• Given passage
*-*-*
On-scene response models

The task of removing the police from encounters with people in crisis requires extensive coordination among various responders to reduce potentially dangerous situations and foster connections to services for people with a wide range of needs. The sites Vera talked with have creatively managed to place the right person at the scene of a crisis to help manage a person’s ongoing needs outside of the crisis and establish long-term solutions. Communities looking to implement new models should consider the following possible on-scene response approaches:

Eugene, OR

Specialists responding instead of police

  • 911 operators dispatch CAHOOTS teams composed of a crisis worker and a medic to calls involving a person in crisis.
  • CAHOOTS teams can respond instead of or alongside police.
  • CAHOOTS offers voluntary services only, but can encourage treatment more effectively than police.

Olympia, WA

Specialists responding instead of police

  • Behavioral health specialists monitor a police radio to identify situations that might require their skills. They can respond on-scene based on what they hear and work with officers at the scene on timing of engagement.
  • These teams of two specialists also conduct outreach at encampments of people experiencing homelessness to provide support and make connections to needed services.

Peer outreach

  • Catholic Community Services hired two peers with lived experience in the criminal legal system as well as behavioral health conditions to respond to people frequently in contact with emergency service providers.
  • These peers identify in a novel way with clients referred to the program—they share lived experiences that can enable trust and provide extensive support. The peers do not respond to police dispatch and can work with people over time. Because of valuable relationship building, clients appear to be more willing to engage in strategies to address underlying needs, according to program staff.

Phoenix, AZ

Triaging calls from 911 to behavioral health experts

  • Dispatchers identify calls appropriate for a behavioral-health-only response and forward them to the Crisis Response Network (CRN).
  • If they determine that an on-scene response is necessary, CRN specialists can dispatch a non-police mobile team trained in crisis intervention.

Recruiting and training personnel

The case studies reveal that people with certain traits and abilities are needed to do the work of compassionately and patiently helping people in crisis get the help they need. In addition, extensive training is needed because job responsibilities may be new to staff in these roles. Communities looking to implement new models should consider the following strategies for recruiting and training alternative responders and dispatchers:

  • Rather than prioritizing responders with graduate-level training, programs like CAHOOTS identify team members based on their passion for serving people with behavioral health conditions and their ability to learn about the full range of community resources, work with police, engage people during crisis, and connect them to appropriate services;
  • Training for line-level crisis workers features cross-training with officers to learn about police experiences in their communities, as well as building relationships with community-based organizations to learn about specific treatments and supports;
  • Officers themselves dedicate time to learning about behavioral health outreach strategies and treatment approaches; and
  • Dispatcher trainings include information about the crisis response system and the activities of behavioral health partners to ensure dispatcher confidence in those partners as they conduct their own assessments to deliver alternatives to police response.
*-*-*
• Study material
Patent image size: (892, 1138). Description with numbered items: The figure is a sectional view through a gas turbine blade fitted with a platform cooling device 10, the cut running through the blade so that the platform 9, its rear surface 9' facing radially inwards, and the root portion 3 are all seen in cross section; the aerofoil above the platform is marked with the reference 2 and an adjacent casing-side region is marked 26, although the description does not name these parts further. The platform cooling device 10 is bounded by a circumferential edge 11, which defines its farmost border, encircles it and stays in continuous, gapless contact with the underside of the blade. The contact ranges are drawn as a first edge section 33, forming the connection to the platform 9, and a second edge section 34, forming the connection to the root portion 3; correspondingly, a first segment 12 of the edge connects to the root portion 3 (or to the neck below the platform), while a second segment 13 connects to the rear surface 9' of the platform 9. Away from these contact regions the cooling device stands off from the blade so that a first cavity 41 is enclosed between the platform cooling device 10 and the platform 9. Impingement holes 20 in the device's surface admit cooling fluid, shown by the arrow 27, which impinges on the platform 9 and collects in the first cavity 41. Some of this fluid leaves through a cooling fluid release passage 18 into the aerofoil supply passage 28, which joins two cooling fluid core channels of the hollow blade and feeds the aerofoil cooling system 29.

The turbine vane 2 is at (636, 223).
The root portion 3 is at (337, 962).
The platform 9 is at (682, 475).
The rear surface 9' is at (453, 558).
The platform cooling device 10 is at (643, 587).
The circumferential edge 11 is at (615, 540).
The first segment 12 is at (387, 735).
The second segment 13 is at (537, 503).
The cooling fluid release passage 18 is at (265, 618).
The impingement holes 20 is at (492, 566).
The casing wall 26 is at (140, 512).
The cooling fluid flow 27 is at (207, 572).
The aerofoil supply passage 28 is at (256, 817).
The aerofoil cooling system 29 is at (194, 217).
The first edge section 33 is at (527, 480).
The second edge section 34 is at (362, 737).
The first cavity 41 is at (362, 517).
*-*-*
• Aim of the task
Reproduce the on-scene response text word for word, everything from "Peer outreach" down to "to program staff.".

• Task response
Peer outreach

  • Catholic Community Services hired two peers with lived experience in the criminal legal system as well as behavioral health conditions to respond to people frequently in contact with emergency service providers.
  • These peers identify in a novel way with clients referred to the program—they share lived experiences that can enable trust and provide extensive support. The peers do not respond to police dispatch and can work with people over time. Because of valuable relationship building, clients appear to be more willing to engage in strategies to address underlying needs, according to program staff.